● **What you have to do**:
Every entry needs to be printed exactly, please.
=-=-=-=-=
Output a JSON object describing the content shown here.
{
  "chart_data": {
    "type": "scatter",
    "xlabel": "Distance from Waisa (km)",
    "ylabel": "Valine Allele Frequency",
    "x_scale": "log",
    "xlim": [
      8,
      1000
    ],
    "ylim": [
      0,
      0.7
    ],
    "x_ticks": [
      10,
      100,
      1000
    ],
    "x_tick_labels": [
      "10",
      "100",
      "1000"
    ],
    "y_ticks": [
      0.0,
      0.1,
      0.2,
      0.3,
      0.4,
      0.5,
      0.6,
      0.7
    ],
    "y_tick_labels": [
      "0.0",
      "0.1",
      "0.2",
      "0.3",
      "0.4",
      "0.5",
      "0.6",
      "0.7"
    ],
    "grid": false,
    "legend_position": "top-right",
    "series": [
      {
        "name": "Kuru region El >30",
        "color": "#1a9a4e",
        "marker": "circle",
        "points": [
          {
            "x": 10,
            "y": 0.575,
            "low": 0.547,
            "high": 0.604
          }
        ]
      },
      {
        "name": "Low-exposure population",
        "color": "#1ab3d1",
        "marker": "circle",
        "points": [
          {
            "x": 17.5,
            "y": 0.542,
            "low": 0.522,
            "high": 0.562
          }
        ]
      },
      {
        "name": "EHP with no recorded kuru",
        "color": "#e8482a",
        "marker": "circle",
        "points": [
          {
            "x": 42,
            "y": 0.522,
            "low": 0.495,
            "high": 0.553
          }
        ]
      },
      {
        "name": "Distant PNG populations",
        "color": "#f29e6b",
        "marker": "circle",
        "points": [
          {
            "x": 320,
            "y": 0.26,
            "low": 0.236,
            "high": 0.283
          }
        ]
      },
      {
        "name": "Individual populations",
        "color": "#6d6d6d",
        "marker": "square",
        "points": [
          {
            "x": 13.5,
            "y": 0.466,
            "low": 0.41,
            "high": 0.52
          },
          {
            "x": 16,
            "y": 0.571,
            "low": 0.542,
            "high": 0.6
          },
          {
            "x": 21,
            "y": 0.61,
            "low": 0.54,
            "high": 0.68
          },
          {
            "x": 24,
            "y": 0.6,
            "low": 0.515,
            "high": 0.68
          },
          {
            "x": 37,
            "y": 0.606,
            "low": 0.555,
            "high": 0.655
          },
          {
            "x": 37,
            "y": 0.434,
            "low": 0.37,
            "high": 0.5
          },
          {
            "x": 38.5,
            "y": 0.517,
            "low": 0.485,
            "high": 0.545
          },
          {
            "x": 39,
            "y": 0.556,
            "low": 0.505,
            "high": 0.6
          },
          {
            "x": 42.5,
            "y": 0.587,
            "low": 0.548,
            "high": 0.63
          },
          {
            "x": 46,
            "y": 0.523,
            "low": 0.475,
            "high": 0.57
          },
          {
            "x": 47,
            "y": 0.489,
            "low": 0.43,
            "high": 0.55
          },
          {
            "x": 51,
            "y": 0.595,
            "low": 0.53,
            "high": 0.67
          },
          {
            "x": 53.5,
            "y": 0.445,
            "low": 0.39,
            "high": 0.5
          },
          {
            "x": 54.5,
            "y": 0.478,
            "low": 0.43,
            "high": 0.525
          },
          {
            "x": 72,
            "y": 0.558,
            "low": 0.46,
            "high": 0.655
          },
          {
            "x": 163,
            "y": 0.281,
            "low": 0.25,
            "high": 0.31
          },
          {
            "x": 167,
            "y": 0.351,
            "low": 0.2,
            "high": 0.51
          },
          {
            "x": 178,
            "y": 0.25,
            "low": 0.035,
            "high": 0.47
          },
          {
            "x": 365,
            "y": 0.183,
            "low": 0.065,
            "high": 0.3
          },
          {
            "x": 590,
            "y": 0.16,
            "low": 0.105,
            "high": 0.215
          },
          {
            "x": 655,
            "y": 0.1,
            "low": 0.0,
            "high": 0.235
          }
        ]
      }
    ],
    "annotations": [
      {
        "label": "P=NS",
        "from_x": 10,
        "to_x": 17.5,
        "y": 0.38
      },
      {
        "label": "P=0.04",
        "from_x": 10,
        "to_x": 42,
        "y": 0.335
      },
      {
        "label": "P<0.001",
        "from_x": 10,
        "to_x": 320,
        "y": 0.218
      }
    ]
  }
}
=-=-=-=-=
● **The completed task**:
Output a JSON object describing the content shown here.
{
  "chart_data": {
    "type": "scatter",
    "xlabel": "Distance from Waisa (km)",
    "ylabel": "Valine Allele Frequency",
    "x_scale": "log",
    "xlim": [
      8,
      1000
    ],
    "ylim": [
      0,
      0.7
    ],
    "x_ticks": [
      10,
      100,
      1000
    ],
    "x_tick_labels": [
      "10",
      "100",
      "1000"
    ],
    "y_ticks": [
      0.0,
      0.1,
      0.2,
      0.3,
      0.4,
      0.5,
      0.6,
      0.7
    ],
    "y_tick_labels": [
      "0.0",
      "0.1",
      "0.2",
      "0.3",
      "0.4",
      "0.5",
      "0.6",
      "0.7"
    ],
    "grid": false,
    "legend_position": "top-right",
    "series": [
      {
        "name": "Kuru region El >30",
        "color": "#1a9a4e",
        "marker": "circle",
        "points": [
          {
            "x": 10,
            "y": 0.575,
            "low": 0.547,
            "high": 0.604
          }
        ]
      },
      {
        "name": "Low-exposure population",
        "color": "#1ab3d1",
        "marker": "circle",
        "points": [
          {
            "x": 17.5,
            "y": 0.542,
            "low": 0.522,
            "high": 0.562
          }
        ]
      },
      {
        "name": "EHP with no recorded kuru",
        "color": "#e8482a",
        "marker": "circle",
        "points": [
          {
            "x": 42,
            "y": 0.522,
            "low": 0.495,
            "high": 0.553
          }
        ]
      },
      {
        "name": "Distant PNG populations",
        "color": "#f29e6b",
        "marker": "circle",
        "points": [
          {
            "x": 320,
            "y": 0.26,
            "low": 0.236,
            "high": 0.283
          }
        ]
      },
      {
        "name": "Individual populations",
        "color": "#6d6d6d",
        "marker": "square",
        "points": [
          {
            "x": 13.5,
            "y": 0.466,
            "low": 0.41,
            "high": 0.52
          },
          {
            "x": 16,
            "y": 0.571,
            "low": 0.542,
            "high": 0.6
          },
          {
            "x": 21,
            "y": 0.61,
            "low": 0.54,
            "high": 0.68
          },
          {
            "x": 24,
            "y": 0.6,
            "low": 0.515,
            "high": 0.68
          },
          {
            "x": 37,
            "y": 0.606,
            "low": 0.555,
            "high": 0.655
          },
          {
            "x": 37,
            "y": 0.434,
            "low": 0.37,
            "high": 0.5
          },
          {
            "x": 38.5,
            "y": 0.517,
            "low": 0.485,
            "high": 0.545
          },
          {
            "x": 39,
            "y": 0.556,
            "low": 0.505,
            "high": 0.6
          },
          {
            "x": 42.5,
            "y": 0.587,
            "low": 0.548,
            "high": 0.63
          },
          {
            "x": 46,
            "y": 0.523,
            "low": 0.475,
            "high": 0.57
          },
          {
            "x": 47,
            "y": 0.489,
            "low": 0.43,
            "high": 0.55
          },
          {
            "x": 51,
            "y": 0.595,
            "low": 0.53,
            "high": 0.67
          },
          {
            "x": 53.5,
            "y": 0.445,
            "low": 0.39,
            "high": 0.5
          },
          {
            "x": 54.5,
            "y": 0.478,
            "low": 0.43,
            "high": 0.525
          },
          {
            "x": 72,
            "y": 0.558,
            "low": 0.46,
            "high": 0.655
          },
          {
            "x": 163,
            "y": 0.281,
            "low": 0.25,
            "high": 0.31
          },
          {
            "x": 167,
            "y": 0.351,
            "low": 0.2,
            "high": 0.51
          },
          {
            "x": 178,
            "y": 0.25,
            "low": 0.035,
            "high": 0.47
          },
          {
            "x": 365,
            "y": 0.183,
            "low": 0.065,
            "high": 0.3
          },
          {
            "x": 590,
            "y": 0.16,
            "low": 0.105,
            "high": 0.215
          },
          {
            "x": 655,
            "y": 0.1,
            "low": 0.0,
            "high": 0.235
          }
        ]
      }
    ],
    "annotations": [
      {
        "label": "P=NS",
        "from_x": 10,
        "to_x": 17.5,
        "y": 0.38
      },
      {
        "label": "P=0.04",
        "from_x": 10,
        "to_x": 42,
        "y": 0.335
      },
      {
        "label": "P<0.001",
        "from_x": 10,
        "to_x": 320,
        "y": 0.218
      }
    ]
  }
}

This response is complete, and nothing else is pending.